• Task statement
Check each line for the word "axis" and give how many have it. Say nothing else.

• Material for this task

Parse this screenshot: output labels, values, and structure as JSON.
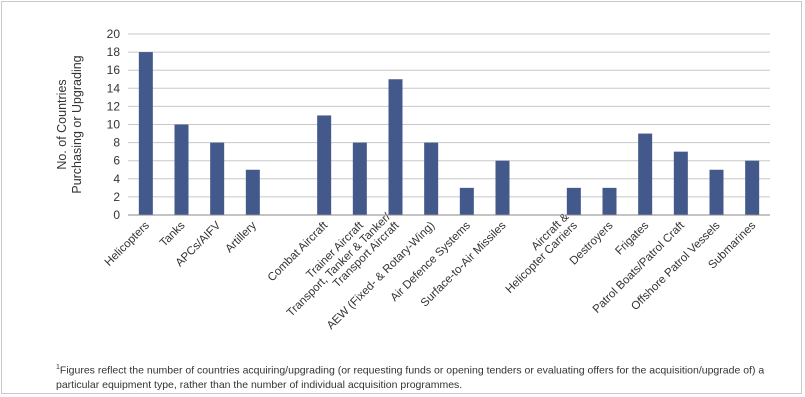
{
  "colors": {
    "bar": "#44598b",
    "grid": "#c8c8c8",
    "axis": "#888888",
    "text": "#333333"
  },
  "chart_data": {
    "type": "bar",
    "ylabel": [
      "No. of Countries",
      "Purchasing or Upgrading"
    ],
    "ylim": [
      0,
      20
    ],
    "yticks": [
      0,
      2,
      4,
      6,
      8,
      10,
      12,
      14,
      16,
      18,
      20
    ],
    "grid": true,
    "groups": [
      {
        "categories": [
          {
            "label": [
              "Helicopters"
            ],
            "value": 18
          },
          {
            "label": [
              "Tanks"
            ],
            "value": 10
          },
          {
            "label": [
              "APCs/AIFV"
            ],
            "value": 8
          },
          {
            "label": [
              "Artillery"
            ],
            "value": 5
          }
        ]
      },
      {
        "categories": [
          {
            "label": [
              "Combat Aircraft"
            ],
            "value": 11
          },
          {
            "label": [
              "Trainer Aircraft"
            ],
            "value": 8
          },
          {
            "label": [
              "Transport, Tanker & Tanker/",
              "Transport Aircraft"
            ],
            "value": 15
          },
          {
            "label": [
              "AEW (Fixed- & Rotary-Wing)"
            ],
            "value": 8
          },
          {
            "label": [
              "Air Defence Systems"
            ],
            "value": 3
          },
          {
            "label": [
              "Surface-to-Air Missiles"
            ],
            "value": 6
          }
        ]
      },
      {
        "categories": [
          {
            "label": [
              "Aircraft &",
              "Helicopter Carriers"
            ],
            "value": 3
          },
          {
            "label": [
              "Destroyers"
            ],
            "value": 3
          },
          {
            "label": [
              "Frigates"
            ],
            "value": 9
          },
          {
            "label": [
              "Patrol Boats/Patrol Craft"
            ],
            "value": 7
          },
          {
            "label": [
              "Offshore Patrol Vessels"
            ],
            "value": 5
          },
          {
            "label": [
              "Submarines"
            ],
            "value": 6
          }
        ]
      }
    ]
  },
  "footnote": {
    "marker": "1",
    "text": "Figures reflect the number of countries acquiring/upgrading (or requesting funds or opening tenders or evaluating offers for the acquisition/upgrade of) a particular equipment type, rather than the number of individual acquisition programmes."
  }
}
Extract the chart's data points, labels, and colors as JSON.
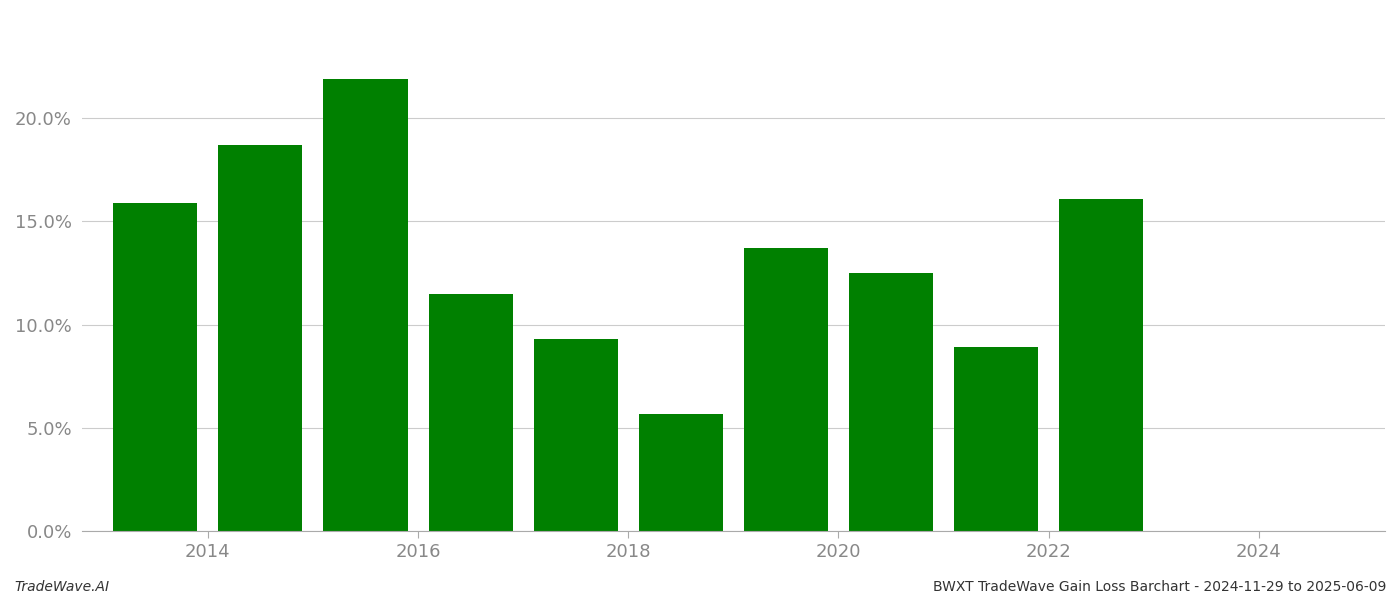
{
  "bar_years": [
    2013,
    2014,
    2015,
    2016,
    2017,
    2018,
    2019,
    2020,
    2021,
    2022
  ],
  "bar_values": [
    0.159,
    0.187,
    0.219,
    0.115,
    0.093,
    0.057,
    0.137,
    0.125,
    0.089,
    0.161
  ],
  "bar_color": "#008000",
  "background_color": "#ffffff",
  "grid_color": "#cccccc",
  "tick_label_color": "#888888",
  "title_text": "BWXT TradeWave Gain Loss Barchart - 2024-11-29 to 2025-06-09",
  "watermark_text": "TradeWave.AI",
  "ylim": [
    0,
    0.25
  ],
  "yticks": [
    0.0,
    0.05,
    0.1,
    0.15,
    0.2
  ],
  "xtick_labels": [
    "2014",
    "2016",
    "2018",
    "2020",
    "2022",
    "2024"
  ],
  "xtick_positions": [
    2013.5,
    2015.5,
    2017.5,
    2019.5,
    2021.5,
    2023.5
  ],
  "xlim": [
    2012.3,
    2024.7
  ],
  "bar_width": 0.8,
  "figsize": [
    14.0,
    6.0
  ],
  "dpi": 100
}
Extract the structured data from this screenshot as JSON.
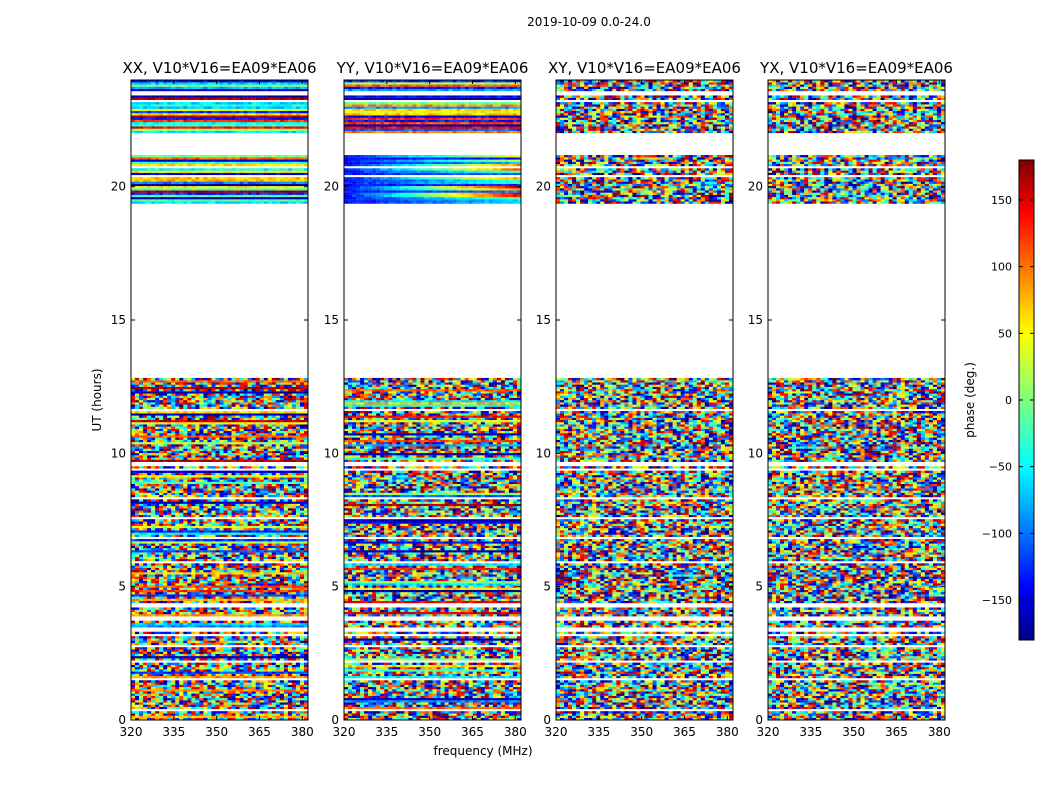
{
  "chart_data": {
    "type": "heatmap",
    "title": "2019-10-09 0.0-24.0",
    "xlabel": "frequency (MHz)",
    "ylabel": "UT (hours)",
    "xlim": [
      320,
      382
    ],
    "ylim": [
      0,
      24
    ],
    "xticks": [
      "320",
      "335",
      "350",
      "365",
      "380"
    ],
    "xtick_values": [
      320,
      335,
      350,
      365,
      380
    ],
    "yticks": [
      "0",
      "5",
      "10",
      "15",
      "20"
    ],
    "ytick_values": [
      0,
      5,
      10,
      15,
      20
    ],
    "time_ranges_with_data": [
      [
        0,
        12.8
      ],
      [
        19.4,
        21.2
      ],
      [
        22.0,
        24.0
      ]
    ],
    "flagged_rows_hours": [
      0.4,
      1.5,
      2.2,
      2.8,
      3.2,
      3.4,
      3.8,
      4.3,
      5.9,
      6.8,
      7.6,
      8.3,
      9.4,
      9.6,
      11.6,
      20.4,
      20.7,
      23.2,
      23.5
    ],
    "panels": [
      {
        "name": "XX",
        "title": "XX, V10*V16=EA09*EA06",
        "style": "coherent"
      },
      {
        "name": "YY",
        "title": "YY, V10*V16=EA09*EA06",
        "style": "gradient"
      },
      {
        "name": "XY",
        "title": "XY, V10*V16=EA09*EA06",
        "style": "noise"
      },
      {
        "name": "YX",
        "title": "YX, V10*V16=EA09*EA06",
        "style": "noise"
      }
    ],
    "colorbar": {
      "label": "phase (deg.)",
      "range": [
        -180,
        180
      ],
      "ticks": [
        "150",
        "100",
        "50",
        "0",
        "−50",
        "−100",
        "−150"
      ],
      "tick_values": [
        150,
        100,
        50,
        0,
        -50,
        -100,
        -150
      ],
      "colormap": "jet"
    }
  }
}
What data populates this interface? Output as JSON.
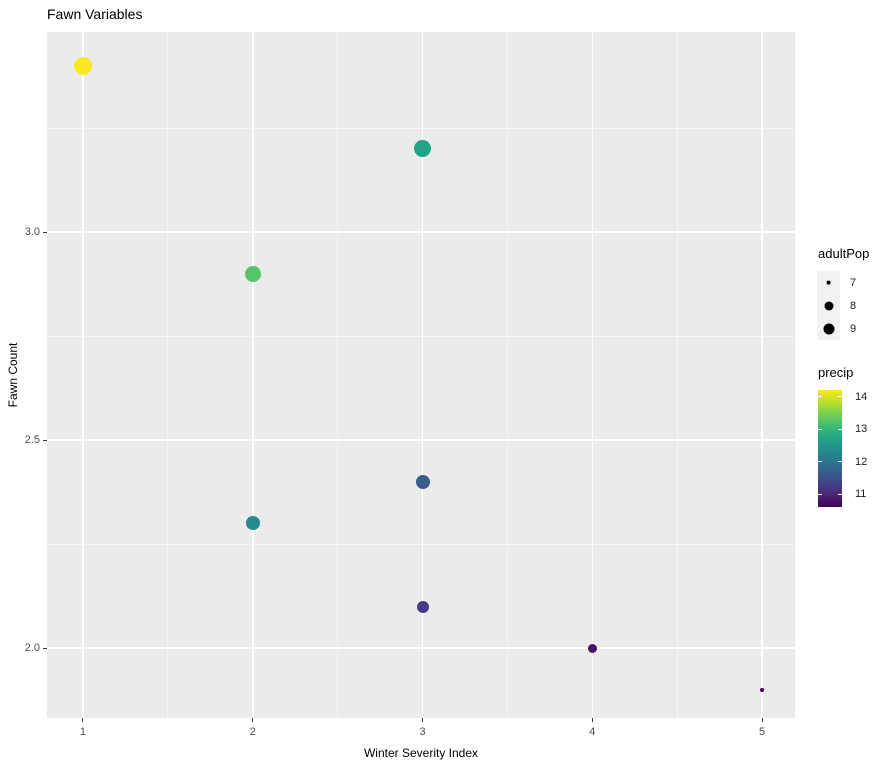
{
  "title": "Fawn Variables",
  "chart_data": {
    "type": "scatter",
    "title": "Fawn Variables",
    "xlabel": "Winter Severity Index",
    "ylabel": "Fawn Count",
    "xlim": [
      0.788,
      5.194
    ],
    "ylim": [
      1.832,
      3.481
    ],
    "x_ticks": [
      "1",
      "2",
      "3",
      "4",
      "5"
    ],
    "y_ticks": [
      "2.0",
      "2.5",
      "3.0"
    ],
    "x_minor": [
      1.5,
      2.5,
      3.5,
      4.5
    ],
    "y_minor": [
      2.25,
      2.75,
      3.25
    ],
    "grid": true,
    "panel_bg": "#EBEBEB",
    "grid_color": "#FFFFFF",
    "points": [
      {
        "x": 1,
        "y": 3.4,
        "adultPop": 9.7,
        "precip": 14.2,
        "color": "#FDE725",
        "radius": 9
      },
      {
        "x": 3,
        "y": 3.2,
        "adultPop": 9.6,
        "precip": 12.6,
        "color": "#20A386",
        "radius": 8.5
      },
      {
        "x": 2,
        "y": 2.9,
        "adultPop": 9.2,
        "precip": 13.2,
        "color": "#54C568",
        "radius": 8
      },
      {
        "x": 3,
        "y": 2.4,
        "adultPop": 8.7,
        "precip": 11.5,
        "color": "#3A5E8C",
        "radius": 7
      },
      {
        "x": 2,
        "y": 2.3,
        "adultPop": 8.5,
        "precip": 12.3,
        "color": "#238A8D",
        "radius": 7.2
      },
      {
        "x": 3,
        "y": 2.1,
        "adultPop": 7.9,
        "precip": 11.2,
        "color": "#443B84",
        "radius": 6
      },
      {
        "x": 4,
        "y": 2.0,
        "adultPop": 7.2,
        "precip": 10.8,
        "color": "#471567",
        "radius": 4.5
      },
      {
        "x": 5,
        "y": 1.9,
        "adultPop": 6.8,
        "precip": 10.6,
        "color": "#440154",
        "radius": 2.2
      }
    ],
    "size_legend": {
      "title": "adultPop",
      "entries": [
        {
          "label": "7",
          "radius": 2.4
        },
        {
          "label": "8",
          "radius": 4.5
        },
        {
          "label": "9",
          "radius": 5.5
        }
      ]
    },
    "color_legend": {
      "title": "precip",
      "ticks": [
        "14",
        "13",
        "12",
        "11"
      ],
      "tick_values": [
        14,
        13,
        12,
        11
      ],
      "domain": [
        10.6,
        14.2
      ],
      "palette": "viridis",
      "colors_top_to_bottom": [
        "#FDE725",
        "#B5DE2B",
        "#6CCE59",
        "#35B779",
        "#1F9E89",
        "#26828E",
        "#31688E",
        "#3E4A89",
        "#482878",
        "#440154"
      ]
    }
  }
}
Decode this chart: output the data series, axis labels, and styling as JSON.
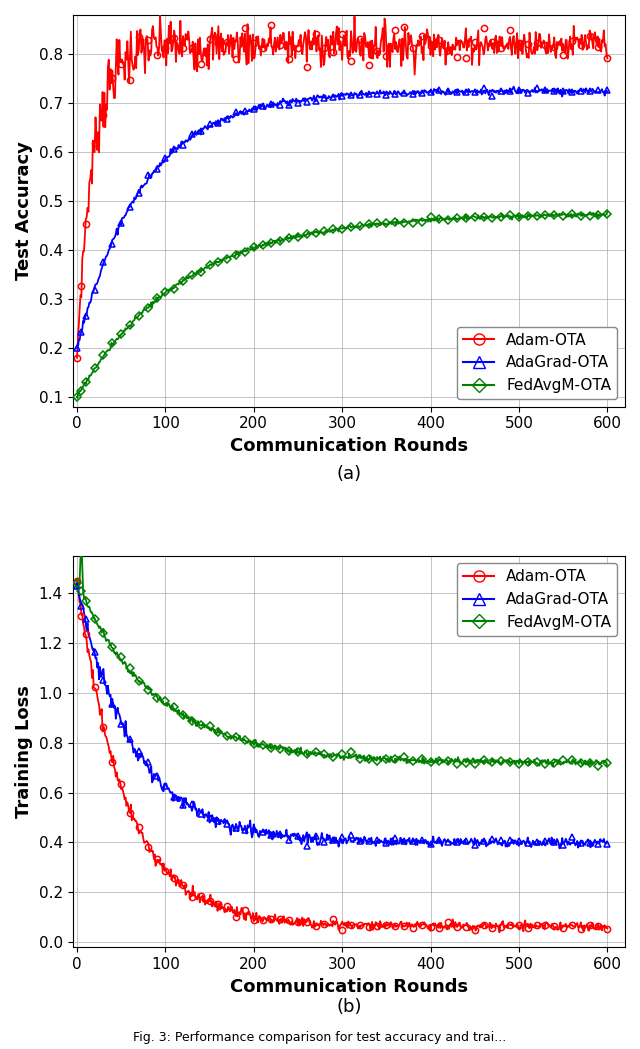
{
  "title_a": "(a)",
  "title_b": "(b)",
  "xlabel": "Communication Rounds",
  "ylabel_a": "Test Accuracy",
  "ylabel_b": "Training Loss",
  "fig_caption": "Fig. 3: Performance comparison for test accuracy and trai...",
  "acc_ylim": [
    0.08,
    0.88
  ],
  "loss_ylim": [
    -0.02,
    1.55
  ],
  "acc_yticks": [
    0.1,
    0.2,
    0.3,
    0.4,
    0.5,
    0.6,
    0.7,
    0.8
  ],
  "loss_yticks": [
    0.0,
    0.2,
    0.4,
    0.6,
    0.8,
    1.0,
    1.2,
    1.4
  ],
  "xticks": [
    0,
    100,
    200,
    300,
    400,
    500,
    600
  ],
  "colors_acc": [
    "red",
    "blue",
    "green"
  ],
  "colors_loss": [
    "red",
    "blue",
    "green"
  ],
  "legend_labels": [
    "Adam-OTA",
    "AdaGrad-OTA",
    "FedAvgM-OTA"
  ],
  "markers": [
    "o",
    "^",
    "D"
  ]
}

• Full answer
2